- _Entries provided_:
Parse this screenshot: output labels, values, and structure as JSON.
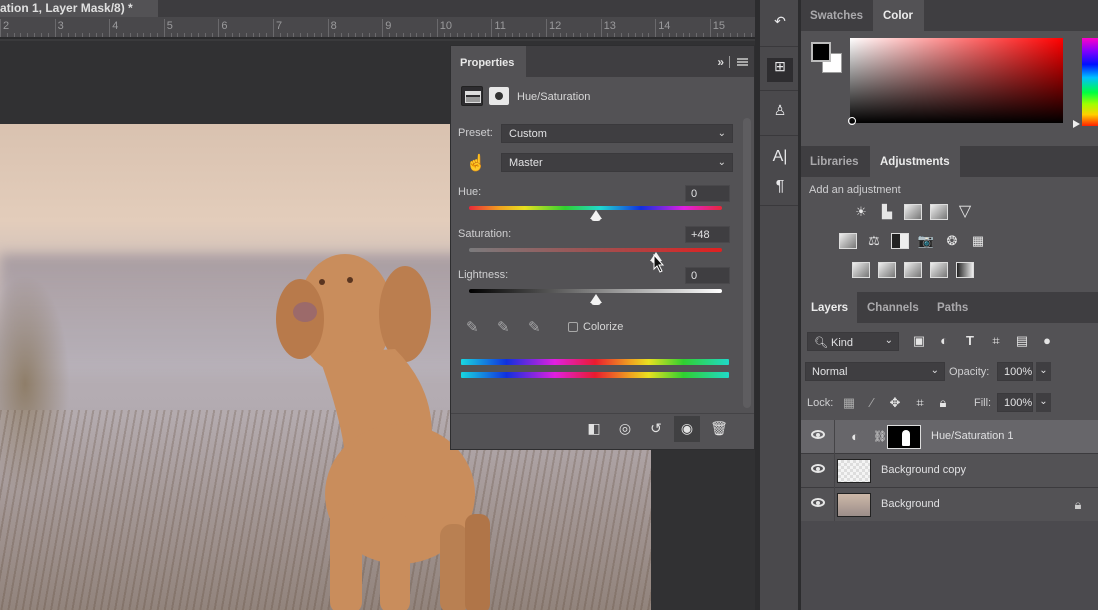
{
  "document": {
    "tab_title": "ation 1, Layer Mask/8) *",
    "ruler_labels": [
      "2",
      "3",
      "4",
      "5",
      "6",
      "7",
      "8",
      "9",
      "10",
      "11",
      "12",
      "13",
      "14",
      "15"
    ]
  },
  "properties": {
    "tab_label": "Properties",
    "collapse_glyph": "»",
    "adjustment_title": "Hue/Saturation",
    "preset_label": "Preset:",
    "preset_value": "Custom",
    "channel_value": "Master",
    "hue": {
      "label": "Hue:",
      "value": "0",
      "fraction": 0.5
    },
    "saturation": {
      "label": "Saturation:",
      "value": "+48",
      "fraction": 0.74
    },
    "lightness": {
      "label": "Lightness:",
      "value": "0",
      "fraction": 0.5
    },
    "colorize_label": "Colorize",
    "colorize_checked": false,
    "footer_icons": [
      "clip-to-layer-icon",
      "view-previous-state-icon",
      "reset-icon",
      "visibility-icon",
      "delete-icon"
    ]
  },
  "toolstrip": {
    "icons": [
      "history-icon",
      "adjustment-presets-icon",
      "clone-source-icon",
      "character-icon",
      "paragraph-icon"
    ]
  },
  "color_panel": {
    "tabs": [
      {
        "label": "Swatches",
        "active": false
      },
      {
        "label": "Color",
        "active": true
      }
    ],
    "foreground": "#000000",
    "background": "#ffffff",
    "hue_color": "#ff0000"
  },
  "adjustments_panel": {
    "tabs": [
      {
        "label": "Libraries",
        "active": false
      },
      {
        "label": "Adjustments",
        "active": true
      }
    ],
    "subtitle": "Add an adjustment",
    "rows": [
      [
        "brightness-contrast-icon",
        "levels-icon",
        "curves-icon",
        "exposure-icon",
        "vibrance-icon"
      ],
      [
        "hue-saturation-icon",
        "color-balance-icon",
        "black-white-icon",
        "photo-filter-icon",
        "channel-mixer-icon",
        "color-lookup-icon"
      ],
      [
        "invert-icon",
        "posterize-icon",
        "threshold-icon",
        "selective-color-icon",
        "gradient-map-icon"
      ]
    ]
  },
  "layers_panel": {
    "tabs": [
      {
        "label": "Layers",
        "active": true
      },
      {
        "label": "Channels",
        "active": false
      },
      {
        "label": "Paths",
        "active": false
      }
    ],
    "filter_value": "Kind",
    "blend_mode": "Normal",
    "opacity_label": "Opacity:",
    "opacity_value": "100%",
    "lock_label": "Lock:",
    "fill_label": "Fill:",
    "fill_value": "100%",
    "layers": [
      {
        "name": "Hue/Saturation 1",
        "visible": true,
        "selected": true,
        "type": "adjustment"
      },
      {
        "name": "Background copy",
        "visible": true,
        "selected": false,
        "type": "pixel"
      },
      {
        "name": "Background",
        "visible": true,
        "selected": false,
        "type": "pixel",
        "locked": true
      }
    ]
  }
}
...
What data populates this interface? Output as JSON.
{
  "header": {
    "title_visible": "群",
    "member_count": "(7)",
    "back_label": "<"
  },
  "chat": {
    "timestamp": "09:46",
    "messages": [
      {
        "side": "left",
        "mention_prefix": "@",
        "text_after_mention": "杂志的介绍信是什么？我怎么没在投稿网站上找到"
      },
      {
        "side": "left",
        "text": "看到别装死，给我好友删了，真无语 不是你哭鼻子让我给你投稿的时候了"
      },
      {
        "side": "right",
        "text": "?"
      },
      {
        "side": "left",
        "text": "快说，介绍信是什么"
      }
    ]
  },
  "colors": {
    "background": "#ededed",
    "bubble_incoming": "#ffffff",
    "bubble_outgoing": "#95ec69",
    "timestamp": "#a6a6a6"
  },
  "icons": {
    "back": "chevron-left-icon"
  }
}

- _Exercise description_: Extract, from the material above, each line holding the word "ffffff".

- _Exercise answer_:
    "background": "#ffffff",
    "bubble_incoming": "#ffffff",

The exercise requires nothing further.